**What is needed**: Take the data below and repeat it exactly.

[Dataset records]
• • •

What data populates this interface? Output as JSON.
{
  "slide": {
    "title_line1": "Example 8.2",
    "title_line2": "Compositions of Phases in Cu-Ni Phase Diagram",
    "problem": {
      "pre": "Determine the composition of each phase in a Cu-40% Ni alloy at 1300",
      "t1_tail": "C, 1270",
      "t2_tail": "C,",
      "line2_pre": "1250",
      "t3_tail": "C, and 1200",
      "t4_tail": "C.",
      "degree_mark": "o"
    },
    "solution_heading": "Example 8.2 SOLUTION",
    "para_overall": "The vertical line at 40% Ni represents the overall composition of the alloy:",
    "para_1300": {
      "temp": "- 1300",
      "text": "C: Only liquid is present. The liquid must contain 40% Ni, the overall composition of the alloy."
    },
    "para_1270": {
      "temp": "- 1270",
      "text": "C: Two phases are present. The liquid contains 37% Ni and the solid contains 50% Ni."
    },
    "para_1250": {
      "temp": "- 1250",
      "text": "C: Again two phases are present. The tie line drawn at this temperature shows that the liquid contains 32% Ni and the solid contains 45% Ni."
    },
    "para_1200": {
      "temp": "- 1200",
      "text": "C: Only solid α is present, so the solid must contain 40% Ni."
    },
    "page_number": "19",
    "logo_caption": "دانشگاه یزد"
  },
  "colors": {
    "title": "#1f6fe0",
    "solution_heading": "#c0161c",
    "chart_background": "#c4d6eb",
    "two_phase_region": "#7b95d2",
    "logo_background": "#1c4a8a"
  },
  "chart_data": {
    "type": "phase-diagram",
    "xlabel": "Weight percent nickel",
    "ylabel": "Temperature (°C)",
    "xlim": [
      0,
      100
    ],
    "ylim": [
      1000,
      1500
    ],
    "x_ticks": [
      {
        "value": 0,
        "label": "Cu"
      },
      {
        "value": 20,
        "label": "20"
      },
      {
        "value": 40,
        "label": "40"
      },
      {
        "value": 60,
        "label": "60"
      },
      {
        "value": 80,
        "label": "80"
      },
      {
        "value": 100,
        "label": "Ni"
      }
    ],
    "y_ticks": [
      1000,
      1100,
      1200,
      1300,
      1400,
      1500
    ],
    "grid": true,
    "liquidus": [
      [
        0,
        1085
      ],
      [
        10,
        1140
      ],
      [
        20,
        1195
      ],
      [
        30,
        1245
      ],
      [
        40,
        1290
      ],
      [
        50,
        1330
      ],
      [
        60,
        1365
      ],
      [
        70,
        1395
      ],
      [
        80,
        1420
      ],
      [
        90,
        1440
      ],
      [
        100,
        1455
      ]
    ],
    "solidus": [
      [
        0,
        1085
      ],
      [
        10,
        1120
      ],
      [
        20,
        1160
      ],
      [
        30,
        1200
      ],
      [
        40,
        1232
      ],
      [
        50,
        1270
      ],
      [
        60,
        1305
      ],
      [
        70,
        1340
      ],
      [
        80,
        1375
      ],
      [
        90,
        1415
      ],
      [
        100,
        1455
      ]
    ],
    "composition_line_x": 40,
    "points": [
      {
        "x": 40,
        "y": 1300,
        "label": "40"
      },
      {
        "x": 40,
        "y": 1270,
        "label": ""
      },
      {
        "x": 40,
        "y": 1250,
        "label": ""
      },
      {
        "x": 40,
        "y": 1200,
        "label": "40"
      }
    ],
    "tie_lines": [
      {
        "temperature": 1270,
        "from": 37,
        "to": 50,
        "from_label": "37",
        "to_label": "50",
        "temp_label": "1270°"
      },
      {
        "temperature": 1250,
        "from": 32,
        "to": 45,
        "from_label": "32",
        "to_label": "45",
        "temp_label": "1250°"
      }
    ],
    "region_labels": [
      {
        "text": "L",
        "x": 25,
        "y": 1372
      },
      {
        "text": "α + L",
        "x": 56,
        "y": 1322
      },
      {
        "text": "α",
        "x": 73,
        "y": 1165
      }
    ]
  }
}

• • •

**Solution to this problem**:
What data populates this interface? Output as JSON.
{
  "slide": {
    "title_line1": "Example 8.2",
    "title_line2": "Compositions of Phases in Cu-Ni Phase Diagram",
    "problem": {
      "pre": "Determine the composition of each phase in a Cu-40% Ni alloy at 1300",
      "t1_tail": "C, 1270",
      "t2_tail": "C,",
      "line2_pre": "1250",
      "t3_tail": "C, and 1200",
      "t4_tail": "C.",
      "degree_mark": "o"
    },
    "solution_heading": "Example 8.2 SOLUTION",
    "para_overall": "The vertical line at 40% Ni represents the overall composition of the alloy:",
    "para_1300": {
      "temp": "- 1300",
      "text": "C: Only liquid is present. The liquid must contain 40% Ni, the overall composition of the alloy."
    },
    "para_1270": {
      "temp": "- 1270",
      "text": "C: Two phases are present. The liquid contains 37% Ni and the solid contains 50% Ni."
    },
    "para_1250": {
      "temp": "- 1250",
      "text": "C: Again two phases are present. The tie line drawn at this temperature shows that the liquid contains 32% Ni and the solid contains 45% Ni."
    },
    "para_1200": {
      "temp": "- 1200",
      "text": "C: Only solid α is present, so the solid must contain 40% Ni."
    },
    "page_number": "19",
    "logo_caption": "دانشگاه یزد"
  },
  "colors": {
    "title": "#1f6fe0",
    "solution_heading": "#c0161c",
    "chart_background": "#c4d6eb",
    "two_phase_region": "#7b95d2",
    "logo_background": "#1c4a8a"
  },
  "chart_data": {
    "type": "phase-diagram",
    "xlabel": "Weight percent nickel",
    "ylabel": "Temperature (°C)",
    "xlim": [
      0,
      100
    ],
    "ylim": [
      1000,
      1500
    ],
    "x_ticks": [
      {
        "value": 0,
        "label": "Cu"
      },
      {
        "value": 20,
        "label": "20"
      },
      {
        "value": 40,
        "label": "40"
      },
      {
        "value": 60,
        "label": "60"
      },
      {
        "value": 80,
        "label": "80"
      },
      {
        "value": 100,
        "label": "Ni"
      }
    ],
    "y_ticks": [
      1000,
      1100,
      1200,
      1300,
      1400,
      1500
    ],
    "grid": true,
    "liquidus": [
      [
        0,
        1085
      ],
      [
        10,
        1140
      ],
      [
        20,
        1195
      ],
      [
        30,
        1245
      ],
      [
        40,
        1290
      ],
      [
        50,
        1330
      ],
      [
        60,
        1365
      ],
      [
        70,
        1395
      ],
      [
        80,
        1420
      ],
      [
        90,
        1440
      ],
      [
        100,
        1455
      ]
    ],
    "solidus": [
      [
        0,
        1085
      ],
      [
        10,
        1120
      ],
      [
        20,
        1160
      ],
      [
        30,
        1200
      ],
      [
        40,
        1232
      ],
      [
        50,
        1270
      ],
      [
        60,
        1305
      ],
      [
        70,
        1340
      ],
      [
        80,
        1375
      ],
      [
        90,
        1415
      ],
      [
        100,
        1455
      ]
    ],
    "composition_line_x": 40,
    "points": [
      {
        "x": 40,
        "y": 1300,
        "label": "40"
      },
      {
        "x": 40,
        "y": 1270,
        "label": ""
      },
      {
        "x": 40,
        "y": 1250,
        "label": ""
      },
      {
        "x": 40,
        "y": 1200,
        "label": "40"
      }
    ],
    "tie_lines": [
      {
        "temperature": 1270,
        "from": 37,
        "to": 50,
        "from_label": "37",
        "to_label": "50",
        "temp_label": "1270°"
      },
      {
        "temperature": 1250,
        "from": 32,
        "to": 45,
        "from_label": "32",
        "to_label": "45",
        "temp_label": "1250°"
      }
    ],
    "region_labels": [
      {
        "text": "L",
        "x": 25,
        "y": 1372
      },
      {
        "text": "α + L",
        "x": 56,
        "y": 1322
      },
      {
        "text": "α",
        "x": 73,
        "y": 1165
      }
    ]
  }
}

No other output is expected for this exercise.